DATASET EXTRACT
'''

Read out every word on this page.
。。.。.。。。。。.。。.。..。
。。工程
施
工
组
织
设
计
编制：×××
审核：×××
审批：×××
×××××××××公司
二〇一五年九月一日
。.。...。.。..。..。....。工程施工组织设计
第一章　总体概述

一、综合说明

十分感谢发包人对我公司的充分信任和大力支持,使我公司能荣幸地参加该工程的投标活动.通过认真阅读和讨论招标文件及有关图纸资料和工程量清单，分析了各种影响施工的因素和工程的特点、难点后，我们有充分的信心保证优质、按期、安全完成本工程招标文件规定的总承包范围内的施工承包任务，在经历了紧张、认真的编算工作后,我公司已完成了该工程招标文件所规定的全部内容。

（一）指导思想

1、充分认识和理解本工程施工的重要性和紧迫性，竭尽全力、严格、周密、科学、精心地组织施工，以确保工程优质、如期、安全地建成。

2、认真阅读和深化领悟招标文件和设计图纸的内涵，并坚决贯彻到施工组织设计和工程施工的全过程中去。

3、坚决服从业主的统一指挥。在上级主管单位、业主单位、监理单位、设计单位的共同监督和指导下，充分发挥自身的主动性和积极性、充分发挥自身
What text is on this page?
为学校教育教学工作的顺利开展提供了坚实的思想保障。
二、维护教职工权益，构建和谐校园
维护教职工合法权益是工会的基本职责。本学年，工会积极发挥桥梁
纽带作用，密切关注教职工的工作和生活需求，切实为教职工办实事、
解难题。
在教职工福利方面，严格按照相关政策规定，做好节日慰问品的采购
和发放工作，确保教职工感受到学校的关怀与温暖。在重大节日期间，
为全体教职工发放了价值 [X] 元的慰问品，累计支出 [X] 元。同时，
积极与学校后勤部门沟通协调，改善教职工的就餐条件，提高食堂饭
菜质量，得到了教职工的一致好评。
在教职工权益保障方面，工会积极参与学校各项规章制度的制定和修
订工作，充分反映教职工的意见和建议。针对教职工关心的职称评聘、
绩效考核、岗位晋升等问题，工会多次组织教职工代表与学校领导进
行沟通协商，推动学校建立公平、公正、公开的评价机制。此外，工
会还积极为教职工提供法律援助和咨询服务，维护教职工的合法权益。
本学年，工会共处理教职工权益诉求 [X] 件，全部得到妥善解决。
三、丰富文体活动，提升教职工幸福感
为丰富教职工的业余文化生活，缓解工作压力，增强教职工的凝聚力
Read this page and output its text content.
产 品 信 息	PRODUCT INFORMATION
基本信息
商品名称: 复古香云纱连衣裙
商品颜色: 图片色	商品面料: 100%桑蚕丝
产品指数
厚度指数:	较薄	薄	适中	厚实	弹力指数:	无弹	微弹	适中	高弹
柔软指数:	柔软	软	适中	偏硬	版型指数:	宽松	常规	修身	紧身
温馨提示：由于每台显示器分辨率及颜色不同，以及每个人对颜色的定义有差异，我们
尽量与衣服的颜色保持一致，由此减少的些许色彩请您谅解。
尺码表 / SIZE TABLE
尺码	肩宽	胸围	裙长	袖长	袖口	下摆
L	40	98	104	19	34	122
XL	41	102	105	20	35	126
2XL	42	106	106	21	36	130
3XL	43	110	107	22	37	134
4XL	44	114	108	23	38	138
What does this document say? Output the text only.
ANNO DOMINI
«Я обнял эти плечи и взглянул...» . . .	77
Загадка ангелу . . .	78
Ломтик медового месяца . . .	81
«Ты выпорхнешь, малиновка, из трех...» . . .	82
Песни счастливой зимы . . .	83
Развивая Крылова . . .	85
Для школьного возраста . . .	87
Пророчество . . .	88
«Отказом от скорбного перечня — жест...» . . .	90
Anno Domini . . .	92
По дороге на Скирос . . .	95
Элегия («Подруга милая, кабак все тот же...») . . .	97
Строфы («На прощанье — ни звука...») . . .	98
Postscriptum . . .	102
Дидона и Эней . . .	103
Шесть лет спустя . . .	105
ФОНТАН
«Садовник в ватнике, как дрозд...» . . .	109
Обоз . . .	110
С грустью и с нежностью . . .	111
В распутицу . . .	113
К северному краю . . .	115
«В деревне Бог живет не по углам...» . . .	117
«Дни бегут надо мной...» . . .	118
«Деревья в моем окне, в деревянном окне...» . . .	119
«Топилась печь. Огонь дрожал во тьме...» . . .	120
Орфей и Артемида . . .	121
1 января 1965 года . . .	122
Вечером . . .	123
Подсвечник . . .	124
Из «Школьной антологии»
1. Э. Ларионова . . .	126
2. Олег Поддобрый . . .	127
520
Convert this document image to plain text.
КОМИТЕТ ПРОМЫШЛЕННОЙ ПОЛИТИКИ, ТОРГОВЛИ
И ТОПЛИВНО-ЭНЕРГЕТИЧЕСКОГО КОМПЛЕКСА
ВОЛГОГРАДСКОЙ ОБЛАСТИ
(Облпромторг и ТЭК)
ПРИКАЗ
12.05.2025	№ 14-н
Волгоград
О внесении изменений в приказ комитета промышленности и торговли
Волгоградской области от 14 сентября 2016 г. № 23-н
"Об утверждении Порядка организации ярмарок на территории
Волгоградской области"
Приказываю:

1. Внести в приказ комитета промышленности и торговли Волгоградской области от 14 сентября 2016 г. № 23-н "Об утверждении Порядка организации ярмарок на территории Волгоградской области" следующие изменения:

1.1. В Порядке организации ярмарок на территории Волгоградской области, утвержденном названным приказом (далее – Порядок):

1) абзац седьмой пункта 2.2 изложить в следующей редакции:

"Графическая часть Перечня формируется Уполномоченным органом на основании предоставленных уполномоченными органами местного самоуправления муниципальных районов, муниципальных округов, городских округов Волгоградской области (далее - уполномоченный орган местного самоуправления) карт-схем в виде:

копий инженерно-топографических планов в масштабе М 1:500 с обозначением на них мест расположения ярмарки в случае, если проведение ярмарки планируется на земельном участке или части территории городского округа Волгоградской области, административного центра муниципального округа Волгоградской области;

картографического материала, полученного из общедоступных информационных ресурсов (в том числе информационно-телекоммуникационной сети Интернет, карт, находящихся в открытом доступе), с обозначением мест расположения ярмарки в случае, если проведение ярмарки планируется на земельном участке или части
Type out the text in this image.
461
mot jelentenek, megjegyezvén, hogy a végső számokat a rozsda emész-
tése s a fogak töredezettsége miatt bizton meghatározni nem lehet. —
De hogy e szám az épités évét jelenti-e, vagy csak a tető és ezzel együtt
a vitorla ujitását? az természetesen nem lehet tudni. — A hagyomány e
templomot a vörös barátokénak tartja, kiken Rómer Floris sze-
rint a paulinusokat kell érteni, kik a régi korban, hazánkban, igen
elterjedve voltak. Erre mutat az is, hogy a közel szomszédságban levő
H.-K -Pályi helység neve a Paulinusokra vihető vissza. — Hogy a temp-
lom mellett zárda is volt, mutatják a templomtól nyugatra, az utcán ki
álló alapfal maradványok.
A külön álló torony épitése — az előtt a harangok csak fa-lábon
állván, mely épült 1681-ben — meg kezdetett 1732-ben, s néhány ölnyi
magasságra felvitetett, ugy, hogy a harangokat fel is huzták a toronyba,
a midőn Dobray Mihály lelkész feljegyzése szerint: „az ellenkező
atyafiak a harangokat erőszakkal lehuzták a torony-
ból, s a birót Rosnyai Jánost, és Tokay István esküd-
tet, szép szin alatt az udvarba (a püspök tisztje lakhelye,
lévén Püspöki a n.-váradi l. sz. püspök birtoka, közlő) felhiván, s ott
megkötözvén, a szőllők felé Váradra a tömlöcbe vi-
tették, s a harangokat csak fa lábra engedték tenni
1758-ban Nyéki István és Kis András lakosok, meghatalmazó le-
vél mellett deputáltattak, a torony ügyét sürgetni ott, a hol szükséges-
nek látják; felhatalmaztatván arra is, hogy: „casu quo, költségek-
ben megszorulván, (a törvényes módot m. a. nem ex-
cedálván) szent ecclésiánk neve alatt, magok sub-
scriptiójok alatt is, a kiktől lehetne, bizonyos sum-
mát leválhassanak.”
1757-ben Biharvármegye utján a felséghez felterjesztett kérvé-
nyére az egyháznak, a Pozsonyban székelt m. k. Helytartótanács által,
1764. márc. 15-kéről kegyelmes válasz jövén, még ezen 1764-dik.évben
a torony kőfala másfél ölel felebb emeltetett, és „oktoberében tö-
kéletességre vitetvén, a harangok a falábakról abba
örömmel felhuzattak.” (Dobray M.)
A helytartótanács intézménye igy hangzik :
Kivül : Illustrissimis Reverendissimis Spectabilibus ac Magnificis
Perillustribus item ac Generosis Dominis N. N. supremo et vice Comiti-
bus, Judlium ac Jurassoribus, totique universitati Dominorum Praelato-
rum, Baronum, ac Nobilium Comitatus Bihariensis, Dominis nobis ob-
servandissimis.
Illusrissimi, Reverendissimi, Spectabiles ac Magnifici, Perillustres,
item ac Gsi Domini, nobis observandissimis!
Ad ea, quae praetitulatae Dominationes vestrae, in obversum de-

'''

PROBLEM TO SOLVE
Count the lines above that contain the word "István". Give only the number.

RESULT OF THIS EXERCISE
2